## [Extracted material]

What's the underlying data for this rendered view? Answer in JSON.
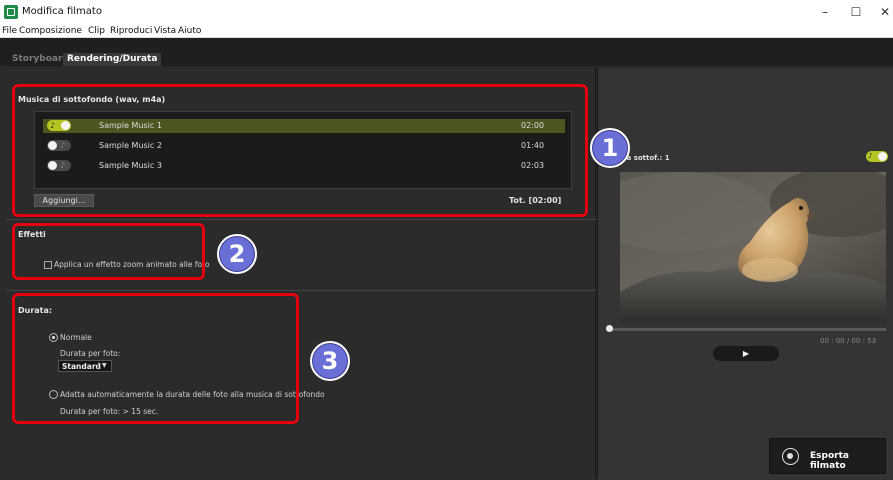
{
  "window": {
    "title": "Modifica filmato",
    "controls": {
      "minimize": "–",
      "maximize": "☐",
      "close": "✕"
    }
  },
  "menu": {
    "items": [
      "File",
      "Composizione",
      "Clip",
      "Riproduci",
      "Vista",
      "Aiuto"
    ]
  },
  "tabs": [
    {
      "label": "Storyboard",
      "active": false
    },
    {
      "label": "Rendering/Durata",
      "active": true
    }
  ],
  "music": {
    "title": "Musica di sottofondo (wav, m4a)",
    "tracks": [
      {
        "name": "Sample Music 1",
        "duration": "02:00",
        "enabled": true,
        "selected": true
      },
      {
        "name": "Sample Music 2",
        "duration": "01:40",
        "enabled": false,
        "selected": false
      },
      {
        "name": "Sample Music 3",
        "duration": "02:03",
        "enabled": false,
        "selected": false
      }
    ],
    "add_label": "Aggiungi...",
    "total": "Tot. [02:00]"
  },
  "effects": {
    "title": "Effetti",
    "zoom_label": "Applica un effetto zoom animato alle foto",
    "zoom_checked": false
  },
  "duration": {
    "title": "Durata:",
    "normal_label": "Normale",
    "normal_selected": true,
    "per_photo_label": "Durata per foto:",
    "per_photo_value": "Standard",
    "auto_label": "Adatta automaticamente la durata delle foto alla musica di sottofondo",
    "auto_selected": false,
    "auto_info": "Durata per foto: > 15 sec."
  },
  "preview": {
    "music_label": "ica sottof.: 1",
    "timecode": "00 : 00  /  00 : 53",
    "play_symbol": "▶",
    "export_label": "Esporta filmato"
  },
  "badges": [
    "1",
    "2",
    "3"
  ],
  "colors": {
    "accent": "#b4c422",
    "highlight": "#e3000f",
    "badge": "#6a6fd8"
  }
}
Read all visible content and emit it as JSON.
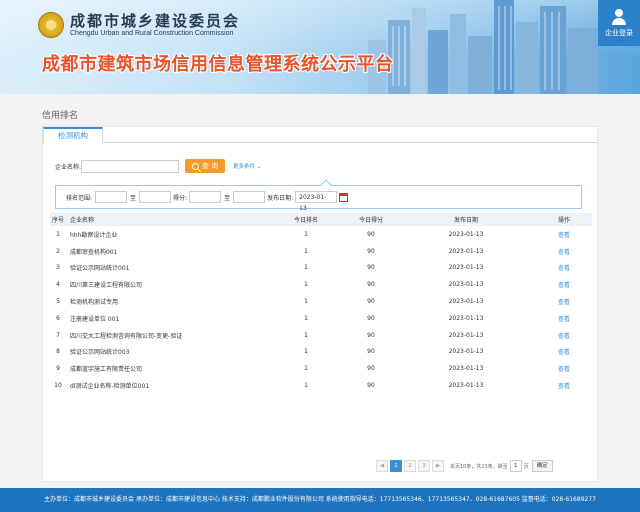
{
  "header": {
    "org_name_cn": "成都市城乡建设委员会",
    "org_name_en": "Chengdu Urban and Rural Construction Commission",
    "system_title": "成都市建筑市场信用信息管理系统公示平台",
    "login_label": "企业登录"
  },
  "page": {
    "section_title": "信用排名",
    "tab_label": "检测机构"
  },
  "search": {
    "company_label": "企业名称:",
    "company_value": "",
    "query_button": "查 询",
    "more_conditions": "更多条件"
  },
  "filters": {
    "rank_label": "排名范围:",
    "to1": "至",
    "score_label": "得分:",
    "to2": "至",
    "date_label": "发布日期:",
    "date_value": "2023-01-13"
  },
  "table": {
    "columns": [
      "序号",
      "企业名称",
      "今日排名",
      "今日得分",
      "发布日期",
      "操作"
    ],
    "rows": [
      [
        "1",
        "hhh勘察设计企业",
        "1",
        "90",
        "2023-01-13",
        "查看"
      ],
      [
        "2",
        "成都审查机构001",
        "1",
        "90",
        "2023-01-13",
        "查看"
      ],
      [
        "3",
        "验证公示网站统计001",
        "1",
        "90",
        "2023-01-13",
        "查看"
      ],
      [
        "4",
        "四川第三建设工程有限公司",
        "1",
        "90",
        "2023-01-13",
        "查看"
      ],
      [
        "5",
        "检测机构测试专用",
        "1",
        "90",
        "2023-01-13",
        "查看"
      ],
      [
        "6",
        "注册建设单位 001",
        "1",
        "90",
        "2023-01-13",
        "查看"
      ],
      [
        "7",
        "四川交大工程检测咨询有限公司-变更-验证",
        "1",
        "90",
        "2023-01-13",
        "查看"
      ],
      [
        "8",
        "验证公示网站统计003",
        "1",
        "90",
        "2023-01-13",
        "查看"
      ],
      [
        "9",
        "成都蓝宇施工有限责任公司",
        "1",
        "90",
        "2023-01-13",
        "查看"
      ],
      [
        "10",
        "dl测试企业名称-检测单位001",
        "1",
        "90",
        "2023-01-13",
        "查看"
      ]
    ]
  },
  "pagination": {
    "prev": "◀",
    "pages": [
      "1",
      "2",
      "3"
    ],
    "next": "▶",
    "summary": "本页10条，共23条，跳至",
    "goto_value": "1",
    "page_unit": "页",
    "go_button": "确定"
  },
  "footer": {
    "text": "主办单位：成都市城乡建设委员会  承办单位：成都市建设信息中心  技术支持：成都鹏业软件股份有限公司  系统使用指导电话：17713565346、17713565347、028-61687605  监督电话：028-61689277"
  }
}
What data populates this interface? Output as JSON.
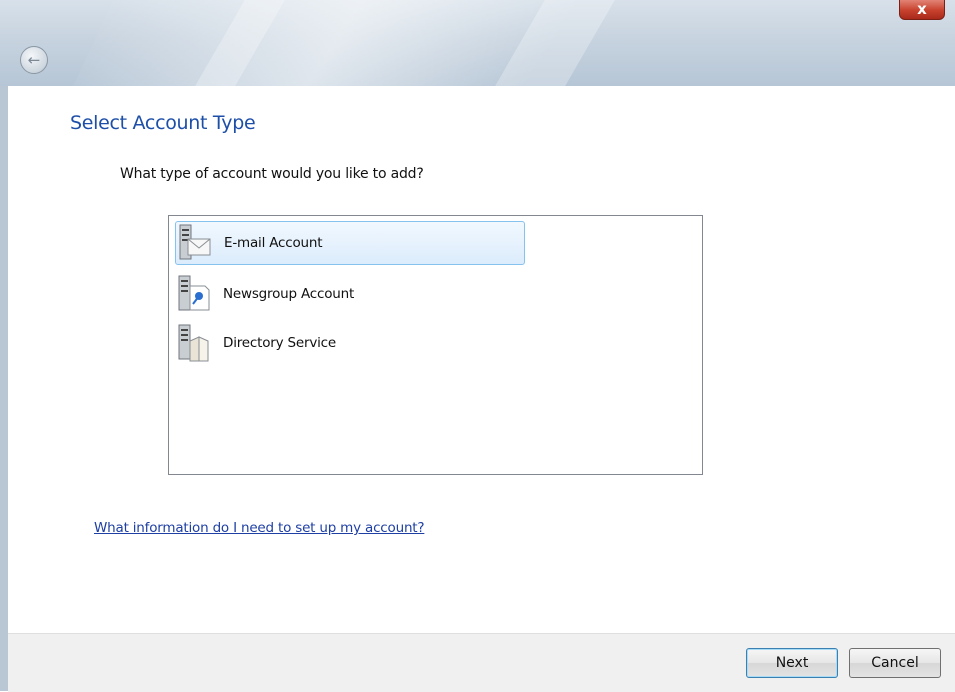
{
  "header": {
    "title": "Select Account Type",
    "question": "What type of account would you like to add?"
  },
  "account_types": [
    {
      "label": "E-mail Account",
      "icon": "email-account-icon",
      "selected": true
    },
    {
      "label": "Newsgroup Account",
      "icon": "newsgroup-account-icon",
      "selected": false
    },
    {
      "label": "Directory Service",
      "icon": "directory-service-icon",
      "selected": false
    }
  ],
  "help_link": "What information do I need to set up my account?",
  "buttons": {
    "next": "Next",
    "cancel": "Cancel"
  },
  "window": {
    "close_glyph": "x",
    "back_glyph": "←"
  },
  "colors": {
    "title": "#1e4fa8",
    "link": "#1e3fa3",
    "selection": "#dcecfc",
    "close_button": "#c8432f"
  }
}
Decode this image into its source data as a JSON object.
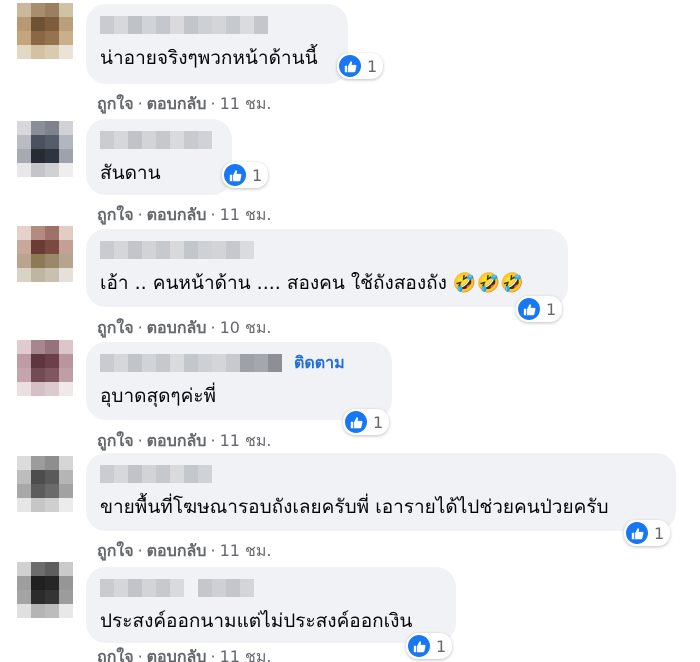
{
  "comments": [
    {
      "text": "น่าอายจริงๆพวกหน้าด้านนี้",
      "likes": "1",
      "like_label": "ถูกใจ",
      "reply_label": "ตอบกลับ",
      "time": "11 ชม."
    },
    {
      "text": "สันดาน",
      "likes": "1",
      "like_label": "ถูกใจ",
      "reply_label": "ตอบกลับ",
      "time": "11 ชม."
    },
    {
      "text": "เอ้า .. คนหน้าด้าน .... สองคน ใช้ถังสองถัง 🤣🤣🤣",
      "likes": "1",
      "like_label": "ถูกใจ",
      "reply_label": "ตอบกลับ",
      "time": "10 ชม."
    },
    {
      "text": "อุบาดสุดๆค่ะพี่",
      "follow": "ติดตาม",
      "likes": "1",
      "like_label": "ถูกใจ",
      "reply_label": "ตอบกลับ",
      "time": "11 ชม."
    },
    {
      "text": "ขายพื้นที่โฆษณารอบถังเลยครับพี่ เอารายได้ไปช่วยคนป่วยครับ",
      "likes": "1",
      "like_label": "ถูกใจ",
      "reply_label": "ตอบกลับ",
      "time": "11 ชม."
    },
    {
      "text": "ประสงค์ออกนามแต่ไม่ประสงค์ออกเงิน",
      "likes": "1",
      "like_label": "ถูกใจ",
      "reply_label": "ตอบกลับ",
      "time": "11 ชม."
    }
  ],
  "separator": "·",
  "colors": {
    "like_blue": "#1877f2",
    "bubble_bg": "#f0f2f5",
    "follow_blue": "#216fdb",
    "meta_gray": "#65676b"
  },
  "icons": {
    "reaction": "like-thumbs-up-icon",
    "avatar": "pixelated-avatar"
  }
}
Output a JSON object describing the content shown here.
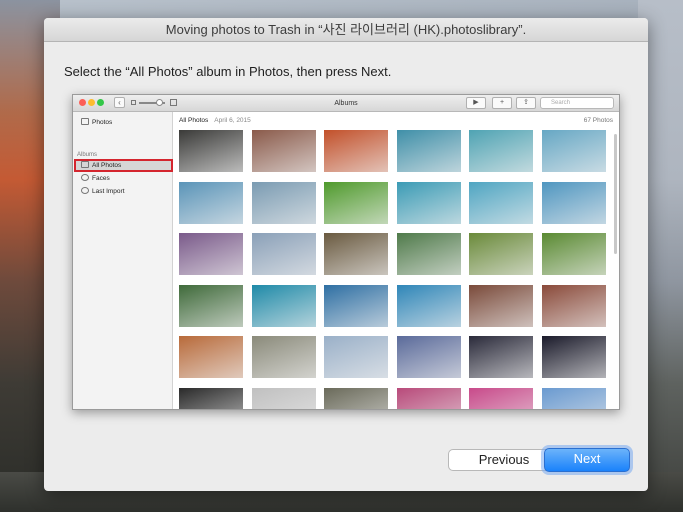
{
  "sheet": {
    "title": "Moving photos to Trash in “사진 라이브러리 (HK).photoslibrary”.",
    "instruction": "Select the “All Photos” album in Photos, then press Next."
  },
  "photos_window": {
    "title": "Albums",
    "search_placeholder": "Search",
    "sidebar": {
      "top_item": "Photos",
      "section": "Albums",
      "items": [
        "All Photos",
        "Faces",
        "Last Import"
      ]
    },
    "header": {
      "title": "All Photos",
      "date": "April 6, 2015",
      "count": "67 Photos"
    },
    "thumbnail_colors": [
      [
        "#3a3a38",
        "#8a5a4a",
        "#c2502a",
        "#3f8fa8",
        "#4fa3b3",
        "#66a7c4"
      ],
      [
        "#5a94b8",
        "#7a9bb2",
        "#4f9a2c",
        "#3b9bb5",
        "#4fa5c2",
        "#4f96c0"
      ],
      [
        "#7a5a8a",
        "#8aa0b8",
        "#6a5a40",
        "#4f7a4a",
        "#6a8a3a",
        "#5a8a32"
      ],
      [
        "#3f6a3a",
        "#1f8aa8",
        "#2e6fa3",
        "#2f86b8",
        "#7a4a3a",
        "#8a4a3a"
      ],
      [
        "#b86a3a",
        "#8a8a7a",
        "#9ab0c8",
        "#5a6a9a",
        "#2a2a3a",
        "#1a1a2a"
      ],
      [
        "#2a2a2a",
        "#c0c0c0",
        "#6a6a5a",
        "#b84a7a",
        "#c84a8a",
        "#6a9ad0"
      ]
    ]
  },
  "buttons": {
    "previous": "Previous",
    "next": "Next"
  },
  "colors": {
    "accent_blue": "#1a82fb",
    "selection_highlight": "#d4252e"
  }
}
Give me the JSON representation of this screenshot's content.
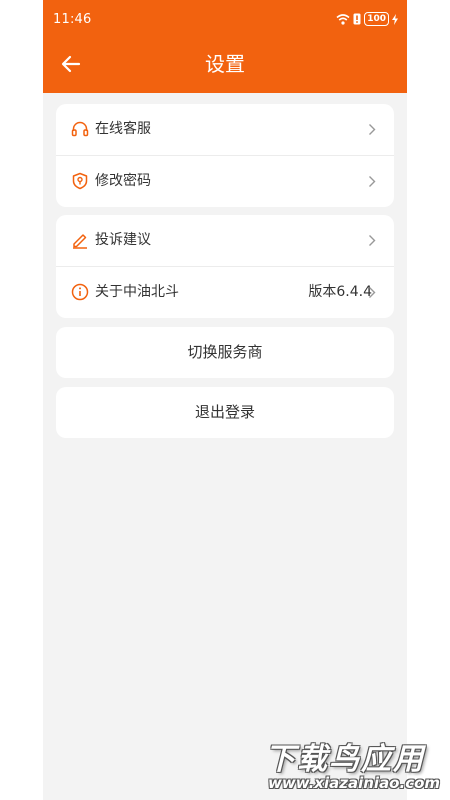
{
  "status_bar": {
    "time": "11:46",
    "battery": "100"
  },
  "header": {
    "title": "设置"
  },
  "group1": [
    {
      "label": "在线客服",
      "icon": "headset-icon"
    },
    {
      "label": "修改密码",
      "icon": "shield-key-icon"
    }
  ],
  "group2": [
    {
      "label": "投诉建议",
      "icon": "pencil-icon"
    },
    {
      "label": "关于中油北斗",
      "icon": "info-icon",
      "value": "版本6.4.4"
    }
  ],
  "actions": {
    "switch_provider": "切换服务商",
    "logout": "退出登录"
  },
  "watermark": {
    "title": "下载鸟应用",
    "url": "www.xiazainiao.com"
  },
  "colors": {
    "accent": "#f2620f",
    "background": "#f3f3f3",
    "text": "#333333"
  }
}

## [Task goal]
Using the data above, copy each line that contains "sottofondo".

## [Exercise solution]
    "title": "Musica di sottofondo (wav, m4a)",
    "auto_label": "Adatta automaticamente la durata delle foto alla musica di sottofondo",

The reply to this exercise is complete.